> _What to do_: From the listing below, extract every line in which the word "不断加强政治学习" appears.

> _Data for this task_:
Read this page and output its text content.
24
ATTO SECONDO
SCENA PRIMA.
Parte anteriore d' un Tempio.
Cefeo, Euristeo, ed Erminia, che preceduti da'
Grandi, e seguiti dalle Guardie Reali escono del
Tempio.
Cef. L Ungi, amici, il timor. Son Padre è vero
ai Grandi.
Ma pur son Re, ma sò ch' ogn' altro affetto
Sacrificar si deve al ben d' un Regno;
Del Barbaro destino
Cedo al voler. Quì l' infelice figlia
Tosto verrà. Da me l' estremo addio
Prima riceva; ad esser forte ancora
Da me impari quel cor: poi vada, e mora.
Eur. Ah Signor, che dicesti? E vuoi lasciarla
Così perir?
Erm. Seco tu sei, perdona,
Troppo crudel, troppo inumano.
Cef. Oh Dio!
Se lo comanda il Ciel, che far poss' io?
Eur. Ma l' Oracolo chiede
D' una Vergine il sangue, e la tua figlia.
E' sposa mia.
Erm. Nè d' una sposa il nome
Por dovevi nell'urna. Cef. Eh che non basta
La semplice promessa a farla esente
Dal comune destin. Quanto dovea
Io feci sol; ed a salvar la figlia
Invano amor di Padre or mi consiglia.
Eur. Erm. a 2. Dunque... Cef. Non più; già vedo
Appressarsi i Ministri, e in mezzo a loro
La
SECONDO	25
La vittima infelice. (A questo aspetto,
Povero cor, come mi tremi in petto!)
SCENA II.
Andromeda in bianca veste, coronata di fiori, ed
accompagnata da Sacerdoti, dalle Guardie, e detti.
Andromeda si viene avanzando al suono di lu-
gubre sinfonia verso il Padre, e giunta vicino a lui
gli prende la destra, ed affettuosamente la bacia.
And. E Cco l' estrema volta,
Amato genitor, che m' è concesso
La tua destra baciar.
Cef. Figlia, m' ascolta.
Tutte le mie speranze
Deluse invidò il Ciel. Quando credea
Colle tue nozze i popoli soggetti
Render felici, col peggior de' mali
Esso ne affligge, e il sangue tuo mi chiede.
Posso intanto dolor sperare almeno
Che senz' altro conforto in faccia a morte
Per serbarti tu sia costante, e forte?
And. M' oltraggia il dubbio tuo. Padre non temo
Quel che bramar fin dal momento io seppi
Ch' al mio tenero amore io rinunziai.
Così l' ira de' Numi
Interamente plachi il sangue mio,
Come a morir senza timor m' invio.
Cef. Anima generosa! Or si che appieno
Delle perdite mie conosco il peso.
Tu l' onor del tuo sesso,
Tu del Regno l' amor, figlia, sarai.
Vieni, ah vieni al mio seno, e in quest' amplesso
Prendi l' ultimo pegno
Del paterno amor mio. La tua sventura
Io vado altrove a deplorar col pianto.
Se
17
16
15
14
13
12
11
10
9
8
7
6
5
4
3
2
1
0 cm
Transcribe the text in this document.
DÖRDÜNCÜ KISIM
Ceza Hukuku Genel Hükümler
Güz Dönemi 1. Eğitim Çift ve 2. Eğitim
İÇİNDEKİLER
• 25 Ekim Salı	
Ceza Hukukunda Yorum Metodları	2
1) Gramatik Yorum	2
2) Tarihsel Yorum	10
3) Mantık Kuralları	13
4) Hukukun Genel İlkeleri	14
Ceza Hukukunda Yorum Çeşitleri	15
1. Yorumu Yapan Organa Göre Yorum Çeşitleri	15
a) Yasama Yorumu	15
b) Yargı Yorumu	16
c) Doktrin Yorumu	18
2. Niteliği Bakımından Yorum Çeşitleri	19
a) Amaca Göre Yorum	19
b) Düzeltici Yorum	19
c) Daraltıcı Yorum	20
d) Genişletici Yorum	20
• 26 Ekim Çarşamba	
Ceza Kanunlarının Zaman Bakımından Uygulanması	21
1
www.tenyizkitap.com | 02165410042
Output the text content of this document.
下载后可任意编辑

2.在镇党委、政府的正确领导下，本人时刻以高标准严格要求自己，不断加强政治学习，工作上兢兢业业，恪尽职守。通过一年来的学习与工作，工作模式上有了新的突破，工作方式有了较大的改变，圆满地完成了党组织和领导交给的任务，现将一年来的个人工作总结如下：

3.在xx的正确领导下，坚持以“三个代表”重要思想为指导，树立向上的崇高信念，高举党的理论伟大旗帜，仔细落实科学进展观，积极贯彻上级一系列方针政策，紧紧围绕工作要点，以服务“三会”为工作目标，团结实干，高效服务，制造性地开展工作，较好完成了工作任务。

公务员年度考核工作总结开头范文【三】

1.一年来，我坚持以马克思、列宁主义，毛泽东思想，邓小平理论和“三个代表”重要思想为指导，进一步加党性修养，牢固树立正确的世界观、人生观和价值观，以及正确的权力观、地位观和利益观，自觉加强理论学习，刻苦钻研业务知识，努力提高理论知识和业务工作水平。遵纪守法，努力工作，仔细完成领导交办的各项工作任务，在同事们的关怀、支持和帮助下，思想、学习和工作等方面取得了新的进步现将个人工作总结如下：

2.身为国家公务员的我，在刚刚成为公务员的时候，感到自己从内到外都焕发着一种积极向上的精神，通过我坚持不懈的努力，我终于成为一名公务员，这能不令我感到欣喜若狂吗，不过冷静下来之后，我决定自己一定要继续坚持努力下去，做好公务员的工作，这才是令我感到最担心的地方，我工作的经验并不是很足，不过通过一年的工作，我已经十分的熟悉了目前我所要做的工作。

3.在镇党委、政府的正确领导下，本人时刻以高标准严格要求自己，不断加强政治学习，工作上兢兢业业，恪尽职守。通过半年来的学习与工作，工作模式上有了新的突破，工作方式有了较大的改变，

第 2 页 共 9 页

> _Correct answer_:
2.在镇党委、政府的正确领导下，本人时刻以高标准严格要求自己，不断加强政治学习，工作上兢兢业业，恪尽职守。通过一年来的学习与工作，工作模式上有了新的突破，工作方式有了较大的改变，圆满地完成了党组织和领导交给的任务，现将一年来的个人工作总结如下：
3.在镇党委、政府的正确领导下，本人时刻以高标准严格要求自己，不断加强政治学习，工作上兢兢业业，恪尽职守。通过半年来的学习与工作，工作模式上有了新的突破，工作方式有了较大的改变，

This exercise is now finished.